EXERCISE BRIEF: State the count of lines below in which the word "Display" appears, and add nothing.

^^^^

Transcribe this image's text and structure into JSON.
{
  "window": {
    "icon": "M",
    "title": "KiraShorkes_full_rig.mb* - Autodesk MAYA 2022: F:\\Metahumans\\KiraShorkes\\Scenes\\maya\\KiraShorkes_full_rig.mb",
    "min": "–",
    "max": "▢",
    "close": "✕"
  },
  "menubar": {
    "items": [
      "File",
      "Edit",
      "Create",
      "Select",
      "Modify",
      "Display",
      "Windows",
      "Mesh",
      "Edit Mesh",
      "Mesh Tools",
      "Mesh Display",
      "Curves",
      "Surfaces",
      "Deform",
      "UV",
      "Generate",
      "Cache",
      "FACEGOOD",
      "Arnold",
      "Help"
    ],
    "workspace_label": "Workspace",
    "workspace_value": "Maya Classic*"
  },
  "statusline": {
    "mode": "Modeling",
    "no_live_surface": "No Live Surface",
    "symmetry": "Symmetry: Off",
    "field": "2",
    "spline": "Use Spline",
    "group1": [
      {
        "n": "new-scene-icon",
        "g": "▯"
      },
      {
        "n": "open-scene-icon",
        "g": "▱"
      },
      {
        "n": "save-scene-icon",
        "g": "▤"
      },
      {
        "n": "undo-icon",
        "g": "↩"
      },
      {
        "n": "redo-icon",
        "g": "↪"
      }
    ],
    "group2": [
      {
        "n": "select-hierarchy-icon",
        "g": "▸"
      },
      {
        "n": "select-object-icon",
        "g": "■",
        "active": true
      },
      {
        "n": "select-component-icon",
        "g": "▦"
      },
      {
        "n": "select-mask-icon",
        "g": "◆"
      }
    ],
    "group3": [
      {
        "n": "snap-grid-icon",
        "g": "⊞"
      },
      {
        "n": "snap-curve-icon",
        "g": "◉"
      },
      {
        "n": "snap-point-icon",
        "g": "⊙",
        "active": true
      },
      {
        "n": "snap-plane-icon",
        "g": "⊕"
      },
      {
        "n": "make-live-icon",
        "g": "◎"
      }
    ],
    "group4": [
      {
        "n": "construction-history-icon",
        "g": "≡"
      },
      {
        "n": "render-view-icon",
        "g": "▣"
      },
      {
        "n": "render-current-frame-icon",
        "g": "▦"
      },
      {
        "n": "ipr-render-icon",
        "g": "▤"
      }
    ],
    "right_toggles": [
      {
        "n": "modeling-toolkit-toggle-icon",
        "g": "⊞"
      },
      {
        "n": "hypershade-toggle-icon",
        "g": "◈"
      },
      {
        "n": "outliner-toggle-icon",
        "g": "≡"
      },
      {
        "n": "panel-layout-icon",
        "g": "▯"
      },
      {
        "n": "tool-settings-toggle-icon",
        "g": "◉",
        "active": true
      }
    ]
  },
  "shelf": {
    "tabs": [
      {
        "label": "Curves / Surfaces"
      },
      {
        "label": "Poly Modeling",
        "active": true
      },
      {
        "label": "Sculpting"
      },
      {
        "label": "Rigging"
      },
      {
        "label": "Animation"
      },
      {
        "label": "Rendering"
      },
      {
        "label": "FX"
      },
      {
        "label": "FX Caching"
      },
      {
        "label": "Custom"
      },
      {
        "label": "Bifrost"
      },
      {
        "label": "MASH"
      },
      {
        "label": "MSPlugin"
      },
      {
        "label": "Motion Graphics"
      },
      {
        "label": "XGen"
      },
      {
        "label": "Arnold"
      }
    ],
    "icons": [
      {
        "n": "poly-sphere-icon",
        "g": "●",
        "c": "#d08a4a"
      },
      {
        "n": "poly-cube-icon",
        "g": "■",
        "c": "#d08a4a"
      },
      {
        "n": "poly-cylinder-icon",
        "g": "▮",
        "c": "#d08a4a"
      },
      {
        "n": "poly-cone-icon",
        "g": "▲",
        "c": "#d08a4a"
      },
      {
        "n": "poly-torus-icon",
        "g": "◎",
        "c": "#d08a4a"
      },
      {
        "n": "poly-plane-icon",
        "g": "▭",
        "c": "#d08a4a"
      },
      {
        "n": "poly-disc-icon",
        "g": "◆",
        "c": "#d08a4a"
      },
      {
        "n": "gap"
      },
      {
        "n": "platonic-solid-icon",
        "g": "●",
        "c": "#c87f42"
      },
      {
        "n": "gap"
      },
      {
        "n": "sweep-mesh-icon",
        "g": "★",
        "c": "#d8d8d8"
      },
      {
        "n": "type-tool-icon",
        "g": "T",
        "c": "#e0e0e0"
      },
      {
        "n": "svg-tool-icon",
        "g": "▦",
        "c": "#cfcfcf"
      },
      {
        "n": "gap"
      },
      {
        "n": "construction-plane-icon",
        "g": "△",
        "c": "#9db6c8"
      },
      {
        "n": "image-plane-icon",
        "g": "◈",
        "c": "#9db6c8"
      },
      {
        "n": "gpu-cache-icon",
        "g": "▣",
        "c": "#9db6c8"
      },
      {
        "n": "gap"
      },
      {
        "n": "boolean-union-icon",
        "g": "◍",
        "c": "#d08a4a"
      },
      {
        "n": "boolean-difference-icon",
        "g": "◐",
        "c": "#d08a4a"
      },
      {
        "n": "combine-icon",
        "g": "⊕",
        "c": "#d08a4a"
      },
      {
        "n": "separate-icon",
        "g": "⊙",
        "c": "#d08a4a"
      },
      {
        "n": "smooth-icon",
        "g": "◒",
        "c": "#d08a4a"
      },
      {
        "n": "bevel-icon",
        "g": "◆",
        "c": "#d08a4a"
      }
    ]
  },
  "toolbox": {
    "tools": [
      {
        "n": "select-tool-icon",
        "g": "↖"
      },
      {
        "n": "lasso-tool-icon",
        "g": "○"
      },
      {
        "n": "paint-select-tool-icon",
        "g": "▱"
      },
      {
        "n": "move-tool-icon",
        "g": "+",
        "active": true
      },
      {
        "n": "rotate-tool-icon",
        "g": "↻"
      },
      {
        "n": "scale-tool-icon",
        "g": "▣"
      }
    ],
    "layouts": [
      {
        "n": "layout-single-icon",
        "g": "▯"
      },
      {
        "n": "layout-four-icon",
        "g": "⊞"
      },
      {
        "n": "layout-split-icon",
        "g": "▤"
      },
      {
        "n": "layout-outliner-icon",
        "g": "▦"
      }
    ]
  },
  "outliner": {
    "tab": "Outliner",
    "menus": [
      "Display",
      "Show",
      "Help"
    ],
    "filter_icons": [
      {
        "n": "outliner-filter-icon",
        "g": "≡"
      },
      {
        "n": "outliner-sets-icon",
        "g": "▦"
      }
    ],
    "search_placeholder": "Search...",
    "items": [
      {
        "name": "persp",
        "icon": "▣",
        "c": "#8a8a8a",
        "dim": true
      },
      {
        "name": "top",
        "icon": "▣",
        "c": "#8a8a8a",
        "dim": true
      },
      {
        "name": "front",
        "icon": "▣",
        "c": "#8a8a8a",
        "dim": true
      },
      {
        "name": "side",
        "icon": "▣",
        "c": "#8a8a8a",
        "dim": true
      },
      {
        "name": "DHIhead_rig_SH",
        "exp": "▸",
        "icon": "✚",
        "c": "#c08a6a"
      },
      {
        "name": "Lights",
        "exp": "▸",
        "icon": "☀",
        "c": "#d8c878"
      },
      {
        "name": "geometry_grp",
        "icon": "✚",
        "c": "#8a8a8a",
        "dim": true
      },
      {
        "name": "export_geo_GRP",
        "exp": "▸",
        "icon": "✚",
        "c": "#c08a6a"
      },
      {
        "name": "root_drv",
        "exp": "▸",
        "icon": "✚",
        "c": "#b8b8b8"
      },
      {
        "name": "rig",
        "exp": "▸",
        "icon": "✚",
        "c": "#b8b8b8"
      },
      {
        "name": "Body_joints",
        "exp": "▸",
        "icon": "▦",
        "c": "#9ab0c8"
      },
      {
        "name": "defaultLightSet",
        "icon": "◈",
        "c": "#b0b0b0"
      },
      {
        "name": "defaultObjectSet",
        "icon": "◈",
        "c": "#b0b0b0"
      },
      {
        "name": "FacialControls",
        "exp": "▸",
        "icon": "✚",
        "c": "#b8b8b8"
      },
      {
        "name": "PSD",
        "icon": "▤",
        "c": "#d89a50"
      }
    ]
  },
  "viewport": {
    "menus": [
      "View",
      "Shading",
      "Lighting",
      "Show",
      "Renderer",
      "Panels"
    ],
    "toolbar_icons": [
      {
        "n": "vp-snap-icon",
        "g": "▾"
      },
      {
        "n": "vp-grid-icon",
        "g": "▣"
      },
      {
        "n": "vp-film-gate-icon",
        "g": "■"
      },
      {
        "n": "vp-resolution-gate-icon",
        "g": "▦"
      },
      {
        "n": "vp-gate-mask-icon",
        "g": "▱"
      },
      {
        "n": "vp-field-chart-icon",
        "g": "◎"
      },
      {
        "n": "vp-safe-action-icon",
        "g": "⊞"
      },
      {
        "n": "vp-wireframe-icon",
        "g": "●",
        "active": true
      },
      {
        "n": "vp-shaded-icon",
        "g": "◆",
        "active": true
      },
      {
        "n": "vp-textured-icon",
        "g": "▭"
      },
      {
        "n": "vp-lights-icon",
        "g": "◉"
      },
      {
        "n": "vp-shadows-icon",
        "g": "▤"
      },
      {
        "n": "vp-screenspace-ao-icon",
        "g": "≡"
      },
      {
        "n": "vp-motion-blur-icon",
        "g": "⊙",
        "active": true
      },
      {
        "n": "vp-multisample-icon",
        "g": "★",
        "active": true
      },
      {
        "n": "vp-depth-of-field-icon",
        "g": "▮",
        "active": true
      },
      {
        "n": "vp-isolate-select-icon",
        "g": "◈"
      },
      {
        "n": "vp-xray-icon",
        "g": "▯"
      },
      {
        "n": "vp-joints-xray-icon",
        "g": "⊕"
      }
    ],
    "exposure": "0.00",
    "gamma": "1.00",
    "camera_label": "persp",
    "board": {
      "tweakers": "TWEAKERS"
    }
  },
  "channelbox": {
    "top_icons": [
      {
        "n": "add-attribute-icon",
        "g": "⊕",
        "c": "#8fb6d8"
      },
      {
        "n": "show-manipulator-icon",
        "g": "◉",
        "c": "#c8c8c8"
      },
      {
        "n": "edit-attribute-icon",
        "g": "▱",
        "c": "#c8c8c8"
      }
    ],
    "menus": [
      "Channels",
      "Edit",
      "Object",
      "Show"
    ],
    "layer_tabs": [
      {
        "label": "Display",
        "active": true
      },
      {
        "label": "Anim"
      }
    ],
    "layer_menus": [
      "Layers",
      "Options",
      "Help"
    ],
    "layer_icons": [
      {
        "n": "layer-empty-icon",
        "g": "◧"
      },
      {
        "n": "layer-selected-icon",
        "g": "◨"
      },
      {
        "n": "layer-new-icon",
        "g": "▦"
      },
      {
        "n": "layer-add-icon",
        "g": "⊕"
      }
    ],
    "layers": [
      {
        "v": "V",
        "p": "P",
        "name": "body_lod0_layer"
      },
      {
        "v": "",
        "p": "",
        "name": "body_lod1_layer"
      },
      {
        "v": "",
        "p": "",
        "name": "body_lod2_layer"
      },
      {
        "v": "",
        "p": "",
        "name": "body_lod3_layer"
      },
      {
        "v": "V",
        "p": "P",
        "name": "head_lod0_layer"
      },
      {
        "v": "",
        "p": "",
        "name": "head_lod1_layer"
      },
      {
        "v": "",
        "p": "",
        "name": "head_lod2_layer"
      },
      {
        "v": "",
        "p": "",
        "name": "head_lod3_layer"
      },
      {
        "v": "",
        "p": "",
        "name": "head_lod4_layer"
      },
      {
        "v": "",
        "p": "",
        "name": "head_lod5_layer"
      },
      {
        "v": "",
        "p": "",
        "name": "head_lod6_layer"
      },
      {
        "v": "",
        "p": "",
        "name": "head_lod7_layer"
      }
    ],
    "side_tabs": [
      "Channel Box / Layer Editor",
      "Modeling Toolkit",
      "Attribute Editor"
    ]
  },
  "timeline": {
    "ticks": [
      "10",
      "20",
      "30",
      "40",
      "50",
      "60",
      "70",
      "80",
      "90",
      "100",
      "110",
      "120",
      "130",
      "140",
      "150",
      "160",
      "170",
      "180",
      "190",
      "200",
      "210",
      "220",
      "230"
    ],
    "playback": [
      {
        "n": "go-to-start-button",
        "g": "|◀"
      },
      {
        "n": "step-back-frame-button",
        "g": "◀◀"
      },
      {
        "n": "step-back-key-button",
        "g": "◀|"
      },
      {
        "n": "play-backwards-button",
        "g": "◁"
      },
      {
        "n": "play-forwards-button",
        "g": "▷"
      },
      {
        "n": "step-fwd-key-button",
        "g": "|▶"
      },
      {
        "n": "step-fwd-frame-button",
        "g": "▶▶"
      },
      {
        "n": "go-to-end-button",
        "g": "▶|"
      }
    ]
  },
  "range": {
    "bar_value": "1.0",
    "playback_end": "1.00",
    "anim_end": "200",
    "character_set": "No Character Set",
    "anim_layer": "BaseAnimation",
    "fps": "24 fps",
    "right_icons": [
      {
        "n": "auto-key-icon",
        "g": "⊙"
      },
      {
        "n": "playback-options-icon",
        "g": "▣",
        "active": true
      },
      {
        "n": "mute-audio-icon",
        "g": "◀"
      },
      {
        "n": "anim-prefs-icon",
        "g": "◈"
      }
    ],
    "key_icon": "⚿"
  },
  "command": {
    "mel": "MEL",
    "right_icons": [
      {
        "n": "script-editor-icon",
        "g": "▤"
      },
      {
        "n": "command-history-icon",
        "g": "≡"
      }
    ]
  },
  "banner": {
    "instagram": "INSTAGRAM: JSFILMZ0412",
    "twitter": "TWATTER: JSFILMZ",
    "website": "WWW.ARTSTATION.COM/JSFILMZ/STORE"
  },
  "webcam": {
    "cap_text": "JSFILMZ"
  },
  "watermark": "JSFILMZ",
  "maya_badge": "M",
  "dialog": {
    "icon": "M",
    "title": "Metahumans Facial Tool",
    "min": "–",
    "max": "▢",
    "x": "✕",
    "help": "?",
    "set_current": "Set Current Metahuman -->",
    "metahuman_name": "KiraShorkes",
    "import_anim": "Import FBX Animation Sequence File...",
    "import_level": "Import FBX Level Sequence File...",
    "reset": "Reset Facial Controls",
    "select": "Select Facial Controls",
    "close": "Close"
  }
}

^^^^

SOLUTION TO THIS EXERCISE: 4